# [What the exercise asks]
Write out the full set of records exactly. Any pictures in them do not belong in the copy.

# [Raw records]
------------------------------------------------
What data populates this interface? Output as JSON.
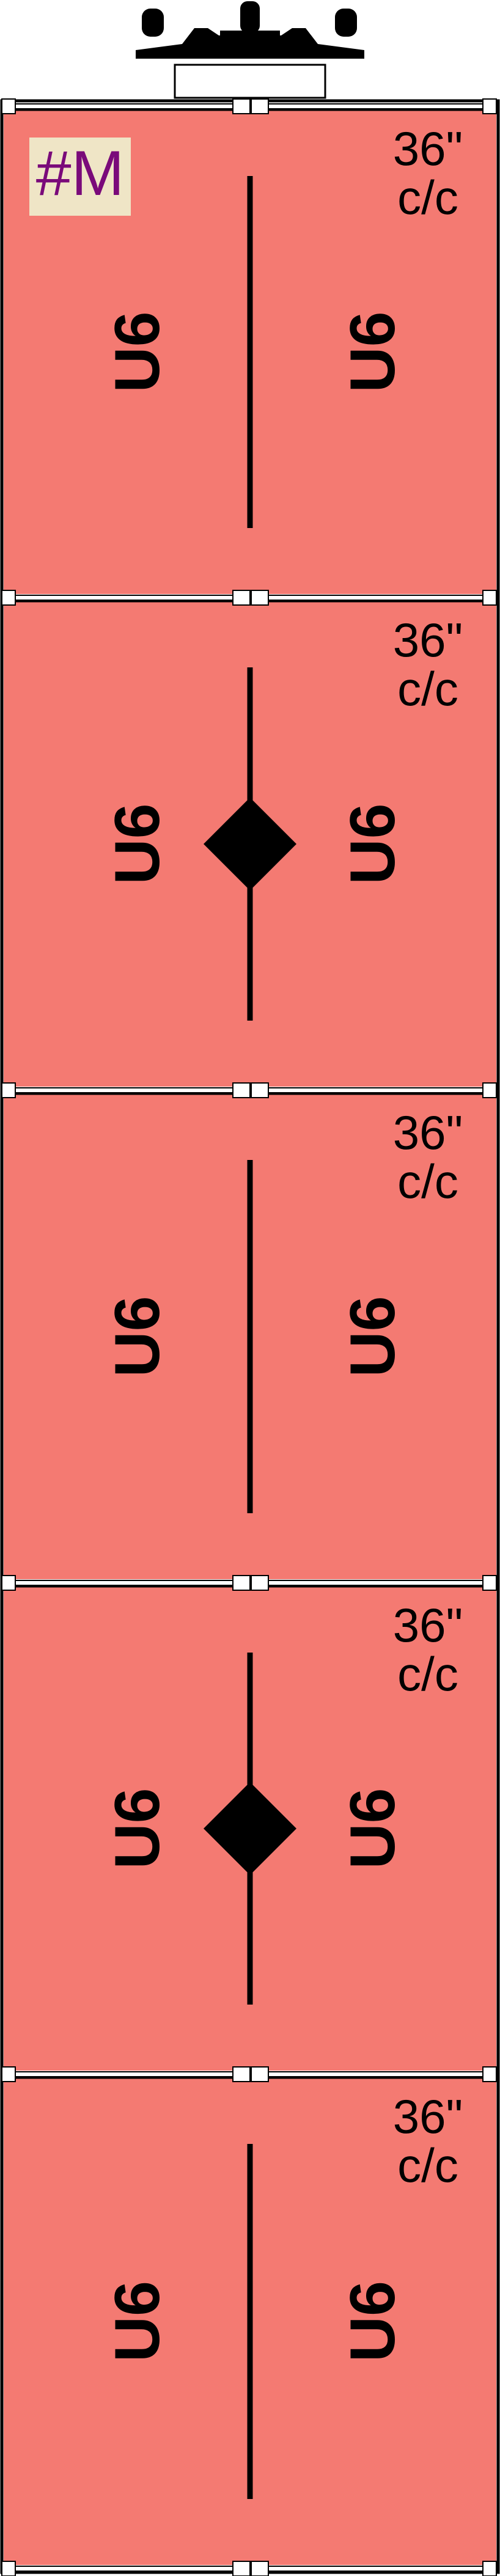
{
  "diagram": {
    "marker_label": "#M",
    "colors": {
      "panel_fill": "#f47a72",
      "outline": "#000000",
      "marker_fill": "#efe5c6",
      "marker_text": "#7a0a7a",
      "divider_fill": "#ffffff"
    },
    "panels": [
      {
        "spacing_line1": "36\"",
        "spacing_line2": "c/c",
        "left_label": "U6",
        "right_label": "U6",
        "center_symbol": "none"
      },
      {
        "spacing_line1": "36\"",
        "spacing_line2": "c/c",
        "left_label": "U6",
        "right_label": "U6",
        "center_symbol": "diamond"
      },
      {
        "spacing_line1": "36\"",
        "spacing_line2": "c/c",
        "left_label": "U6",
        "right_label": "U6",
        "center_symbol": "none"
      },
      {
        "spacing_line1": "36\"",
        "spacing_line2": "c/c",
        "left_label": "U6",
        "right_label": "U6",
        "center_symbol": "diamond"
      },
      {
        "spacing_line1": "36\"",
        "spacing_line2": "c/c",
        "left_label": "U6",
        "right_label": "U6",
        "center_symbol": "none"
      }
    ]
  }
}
------------------------------------------------
# [Answer to this exercise]
What data populates this interface? Output as JSON.
{
  "diagram": {
    "marker_label": "#M",
    "colors": {
      "panel_fill": "#f47a72",
      "outline": "#000000",
      "marker_fill": "#efe5c6",
      "marker_text": "#7a0a7a",
      "divider_fill": "#ffffff"
    },
    "panels": [
      {
        "spacing_line1": "36\"",
        "spacing_line2": "c/c",
        "left_label": "U6",
        "right_label": "U6",
        "center_symbol": "none"
      },
      {
        "spacing_line1": "36\"",
        "spacing_line2": "c/c",
        "left_label": "U6",
        "right_label": "U6",
        "center_symbol": "diamond"
      },
      {
        "spacing_line1": "36\"",
        "spacing_line2": "c/c",
        "left_label": "U6",
        "right_label": "U6",
        "center_symbol": "none"
      },
      {
        "spacing_line1": "36\"",
        "spacing_line2": "c/c",
        "left_label": "U6",
        "right_label": "U6",
        "center_symbol": "diamond"
      },
      {
        "spacing_line1": "36\"",
        "spacing_line2": "c/c",
        "left_label": "U6",
        "right_label": "U6",
        "center_symbol": "none"
      }
    ]
  }
}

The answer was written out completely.